State how many lines of the records contain the string "used", and give no other information.
— Start INFORMATION PROVIDED —
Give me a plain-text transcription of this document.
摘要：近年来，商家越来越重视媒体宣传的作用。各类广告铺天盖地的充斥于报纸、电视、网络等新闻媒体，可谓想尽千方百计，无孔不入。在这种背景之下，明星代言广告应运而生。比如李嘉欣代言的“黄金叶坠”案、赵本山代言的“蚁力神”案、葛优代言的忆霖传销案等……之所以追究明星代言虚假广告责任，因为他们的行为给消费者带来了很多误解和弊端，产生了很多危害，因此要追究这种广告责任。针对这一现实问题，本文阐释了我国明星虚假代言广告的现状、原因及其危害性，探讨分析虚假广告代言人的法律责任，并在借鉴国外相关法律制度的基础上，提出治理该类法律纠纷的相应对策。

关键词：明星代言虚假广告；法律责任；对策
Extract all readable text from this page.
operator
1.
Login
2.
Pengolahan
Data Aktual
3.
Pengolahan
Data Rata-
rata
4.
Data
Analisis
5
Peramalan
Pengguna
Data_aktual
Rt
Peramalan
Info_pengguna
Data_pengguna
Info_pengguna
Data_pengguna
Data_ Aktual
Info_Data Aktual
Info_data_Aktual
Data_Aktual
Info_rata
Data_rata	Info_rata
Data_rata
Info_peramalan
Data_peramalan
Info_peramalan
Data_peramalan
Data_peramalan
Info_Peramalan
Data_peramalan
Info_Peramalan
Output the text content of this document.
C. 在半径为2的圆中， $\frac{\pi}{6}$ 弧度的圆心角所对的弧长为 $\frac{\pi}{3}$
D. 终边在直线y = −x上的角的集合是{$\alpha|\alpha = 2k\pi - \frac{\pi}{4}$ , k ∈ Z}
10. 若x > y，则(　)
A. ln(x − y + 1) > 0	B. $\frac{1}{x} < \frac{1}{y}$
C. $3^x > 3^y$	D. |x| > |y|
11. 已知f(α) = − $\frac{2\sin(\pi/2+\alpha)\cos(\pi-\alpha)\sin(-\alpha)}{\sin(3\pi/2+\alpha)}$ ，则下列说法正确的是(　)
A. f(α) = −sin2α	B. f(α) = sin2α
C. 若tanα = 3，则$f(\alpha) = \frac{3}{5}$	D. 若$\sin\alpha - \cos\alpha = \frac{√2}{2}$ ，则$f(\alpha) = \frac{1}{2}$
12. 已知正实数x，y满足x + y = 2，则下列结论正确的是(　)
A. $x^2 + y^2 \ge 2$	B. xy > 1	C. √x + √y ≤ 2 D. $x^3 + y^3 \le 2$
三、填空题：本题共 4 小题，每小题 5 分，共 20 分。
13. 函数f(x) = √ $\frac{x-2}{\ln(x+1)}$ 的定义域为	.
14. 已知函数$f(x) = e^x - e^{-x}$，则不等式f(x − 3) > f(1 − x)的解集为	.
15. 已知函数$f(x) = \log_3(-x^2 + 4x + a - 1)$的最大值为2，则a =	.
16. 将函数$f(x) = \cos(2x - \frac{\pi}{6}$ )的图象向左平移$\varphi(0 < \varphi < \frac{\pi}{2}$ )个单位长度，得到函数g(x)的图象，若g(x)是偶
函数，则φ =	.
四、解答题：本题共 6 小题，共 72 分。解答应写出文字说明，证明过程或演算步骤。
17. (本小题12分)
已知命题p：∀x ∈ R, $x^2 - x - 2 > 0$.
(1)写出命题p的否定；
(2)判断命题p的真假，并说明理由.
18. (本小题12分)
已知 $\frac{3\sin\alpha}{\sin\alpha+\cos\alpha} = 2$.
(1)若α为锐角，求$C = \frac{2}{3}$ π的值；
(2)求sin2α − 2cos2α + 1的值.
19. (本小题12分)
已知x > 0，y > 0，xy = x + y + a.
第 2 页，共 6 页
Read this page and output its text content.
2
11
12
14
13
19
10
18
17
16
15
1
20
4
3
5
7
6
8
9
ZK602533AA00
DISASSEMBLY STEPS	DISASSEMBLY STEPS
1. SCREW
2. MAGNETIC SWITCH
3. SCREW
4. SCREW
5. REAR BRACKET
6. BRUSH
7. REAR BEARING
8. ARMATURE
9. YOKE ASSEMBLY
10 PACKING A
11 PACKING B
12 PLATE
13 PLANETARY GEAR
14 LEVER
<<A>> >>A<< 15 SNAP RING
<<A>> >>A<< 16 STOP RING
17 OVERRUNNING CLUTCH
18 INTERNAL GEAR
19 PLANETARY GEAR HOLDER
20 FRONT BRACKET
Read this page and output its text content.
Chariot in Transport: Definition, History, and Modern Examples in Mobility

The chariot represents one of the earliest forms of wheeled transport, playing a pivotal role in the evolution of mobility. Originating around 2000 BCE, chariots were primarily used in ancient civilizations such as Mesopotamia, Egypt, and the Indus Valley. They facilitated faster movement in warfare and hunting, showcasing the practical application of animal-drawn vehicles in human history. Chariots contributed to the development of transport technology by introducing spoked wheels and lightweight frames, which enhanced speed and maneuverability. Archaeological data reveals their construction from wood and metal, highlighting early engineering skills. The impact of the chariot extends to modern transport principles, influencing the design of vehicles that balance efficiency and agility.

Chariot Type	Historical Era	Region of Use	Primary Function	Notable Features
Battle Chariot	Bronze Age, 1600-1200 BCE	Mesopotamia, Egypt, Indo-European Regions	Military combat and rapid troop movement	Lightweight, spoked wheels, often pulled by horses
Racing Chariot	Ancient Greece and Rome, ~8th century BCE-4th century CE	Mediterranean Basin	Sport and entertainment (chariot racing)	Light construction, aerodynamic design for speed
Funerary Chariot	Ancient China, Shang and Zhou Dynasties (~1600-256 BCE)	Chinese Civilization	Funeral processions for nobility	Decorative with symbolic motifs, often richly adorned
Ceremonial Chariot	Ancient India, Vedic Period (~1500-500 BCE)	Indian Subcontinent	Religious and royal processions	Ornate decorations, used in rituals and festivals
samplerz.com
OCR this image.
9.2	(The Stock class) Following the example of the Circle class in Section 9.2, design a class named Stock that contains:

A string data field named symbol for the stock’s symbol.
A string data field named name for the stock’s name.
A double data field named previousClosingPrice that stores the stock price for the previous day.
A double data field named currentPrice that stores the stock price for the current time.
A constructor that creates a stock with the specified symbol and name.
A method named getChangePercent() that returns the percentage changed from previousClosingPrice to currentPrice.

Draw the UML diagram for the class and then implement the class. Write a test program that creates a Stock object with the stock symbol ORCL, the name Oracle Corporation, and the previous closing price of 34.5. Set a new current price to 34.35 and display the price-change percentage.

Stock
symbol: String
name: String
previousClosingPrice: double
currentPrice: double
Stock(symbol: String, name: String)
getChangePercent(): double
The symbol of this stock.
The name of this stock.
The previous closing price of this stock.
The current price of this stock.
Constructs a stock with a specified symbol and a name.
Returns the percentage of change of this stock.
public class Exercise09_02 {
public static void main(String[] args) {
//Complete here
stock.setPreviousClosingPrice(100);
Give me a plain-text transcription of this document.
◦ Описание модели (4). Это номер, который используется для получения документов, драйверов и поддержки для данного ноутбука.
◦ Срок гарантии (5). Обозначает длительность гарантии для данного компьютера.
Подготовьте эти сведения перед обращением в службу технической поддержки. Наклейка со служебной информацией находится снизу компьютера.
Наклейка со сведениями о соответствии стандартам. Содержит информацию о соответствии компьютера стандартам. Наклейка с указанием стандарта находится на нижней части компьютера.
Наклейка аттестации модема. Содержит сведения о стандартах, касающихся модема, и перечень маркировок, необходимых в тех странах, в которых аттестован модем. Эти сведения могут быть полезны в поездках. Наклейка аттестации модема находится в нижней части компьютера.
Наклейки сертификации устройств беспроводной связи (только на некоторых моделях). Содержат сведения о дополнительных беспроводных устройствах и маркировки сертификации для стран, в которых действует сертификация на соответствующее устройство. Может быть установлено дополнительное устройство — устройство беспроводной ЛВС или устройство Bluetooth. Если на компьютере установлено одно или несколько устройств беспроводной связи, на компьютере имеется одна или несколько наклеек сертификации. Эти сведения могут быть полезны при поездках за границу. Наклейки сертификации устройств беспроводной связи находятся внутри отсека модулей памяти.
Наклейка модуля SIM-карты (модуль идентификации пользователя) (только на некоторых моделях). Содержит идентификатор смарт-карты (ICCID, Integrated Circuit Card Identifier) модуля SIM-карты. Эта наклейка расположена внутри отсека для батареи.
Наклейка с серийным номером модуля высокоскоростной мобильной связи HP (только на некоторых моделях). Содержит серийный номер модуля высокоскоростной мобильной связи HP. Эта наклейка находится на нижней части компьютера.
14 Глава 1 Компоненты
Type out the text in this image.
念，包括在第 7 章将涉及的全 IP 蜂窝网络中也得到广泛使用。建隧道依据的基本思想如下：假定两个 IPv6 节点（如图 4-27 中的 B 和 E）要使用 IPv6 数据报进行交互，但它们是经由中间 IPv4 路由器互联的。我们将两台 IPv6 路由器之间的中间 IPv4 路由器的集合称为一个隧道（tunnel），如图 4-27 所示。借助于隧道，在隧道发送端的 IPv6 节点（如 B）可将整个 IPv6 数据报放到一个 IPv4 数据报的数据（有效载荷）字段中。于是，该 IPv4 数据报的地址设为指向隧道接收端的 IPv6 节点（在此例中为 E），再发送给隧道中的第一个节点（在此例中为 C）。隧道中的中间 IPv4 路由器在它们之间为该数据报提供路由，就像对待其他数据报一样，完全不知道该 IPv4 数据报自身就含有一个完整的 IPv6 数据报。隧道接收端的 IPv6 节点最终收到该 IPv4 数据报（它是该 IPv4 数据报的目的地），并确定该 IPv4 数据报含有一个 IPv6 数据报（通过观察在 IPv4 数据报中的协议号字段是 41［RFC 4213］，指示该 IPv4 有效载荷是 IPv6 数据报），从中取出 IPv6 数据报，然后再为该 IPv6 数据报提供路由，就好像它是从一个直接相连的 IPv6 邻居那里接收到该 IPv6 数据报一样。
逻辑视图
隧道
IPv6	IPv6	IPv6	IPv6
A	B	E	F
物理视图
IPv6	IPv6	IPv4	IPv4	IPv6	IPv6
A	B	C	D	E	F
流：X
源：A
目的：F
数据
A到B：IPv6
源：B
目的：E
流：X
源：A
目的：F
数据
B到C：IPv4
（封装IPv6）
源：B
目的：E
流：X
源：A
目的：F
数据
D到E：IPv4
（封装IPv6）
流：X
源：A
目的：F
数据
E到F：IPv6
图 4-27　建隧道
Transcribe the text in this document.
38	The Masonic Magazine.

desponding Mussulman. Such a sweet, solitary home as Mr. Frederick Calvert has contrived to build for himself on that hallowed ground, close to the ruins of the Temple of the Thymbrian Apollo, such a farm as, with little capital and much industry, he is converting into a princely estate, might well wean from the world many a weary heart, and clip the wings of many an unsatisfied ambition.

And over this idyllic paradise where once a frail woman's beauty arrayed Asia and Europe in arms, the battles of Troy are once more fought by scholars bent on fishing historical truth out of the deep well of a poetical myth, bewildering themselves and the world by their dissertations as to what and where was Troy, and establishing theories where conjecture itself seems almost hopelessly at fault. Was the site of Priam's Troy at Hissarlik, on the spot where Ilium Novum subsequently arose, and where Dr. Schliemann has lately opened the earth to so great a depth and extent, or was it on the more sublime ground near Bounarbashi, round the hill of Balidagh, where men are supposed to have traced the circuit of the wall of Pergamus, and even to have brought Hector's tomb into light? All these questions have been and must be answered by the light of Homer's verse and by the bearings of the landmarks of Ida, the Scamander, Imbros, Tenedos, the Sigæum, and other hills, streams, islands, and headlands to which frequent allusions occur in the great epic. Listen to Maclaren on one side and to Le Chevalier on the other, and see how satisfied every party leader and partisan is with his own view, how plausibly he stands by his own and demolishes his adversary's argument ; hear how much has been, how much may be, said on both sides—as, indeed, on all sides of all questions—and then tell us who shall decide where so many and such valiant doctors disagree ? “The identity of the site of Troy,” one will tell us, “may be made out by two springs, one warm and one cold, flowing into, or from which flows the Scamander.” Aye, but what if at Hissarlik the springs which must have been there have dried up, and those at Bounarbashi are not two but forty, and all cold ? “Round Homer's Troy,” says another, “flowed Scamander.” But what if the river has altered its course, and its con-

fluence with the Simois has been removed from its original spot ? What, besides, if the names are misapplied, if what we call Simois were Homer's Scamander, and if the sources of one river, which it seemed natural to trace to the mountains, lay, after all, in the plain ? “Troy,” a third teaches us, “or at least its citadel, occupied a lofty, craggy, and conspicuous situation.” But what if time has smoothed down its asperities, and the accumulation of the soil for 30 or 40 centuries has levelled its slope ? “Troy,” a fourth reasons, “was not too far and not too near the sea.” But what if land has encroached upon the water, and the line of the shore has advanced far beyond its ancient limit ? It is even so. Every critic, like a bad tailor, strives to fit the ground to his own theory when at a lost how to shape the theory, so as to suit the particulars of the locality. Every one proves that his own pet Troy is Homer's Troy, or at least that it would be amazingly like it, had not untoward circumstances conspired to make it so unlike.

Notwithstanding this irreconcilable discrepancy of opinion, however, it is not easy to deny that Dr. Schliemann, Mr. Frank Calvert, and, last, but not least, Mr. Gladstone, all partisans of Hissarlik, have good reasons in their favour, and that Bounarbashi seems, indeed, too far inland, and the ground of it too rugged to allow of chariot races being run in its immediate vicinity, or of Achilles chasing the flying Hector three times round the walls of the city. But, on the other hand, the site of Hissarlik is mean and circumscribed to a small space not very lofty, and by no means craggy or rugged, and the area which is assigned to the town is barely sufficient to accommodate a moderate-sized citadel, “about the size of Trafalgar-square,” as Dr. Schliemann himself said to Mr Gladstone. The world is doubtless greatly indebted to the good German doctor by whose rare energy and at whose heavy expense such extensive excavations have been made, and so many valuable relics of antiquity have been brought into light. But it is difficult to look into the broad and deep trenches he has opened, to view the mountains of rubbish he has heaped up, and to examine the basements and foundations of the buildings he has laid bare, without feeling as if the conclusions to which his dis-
— End INFORMATION PROVIDED —
**FINAL ANSWER:** 2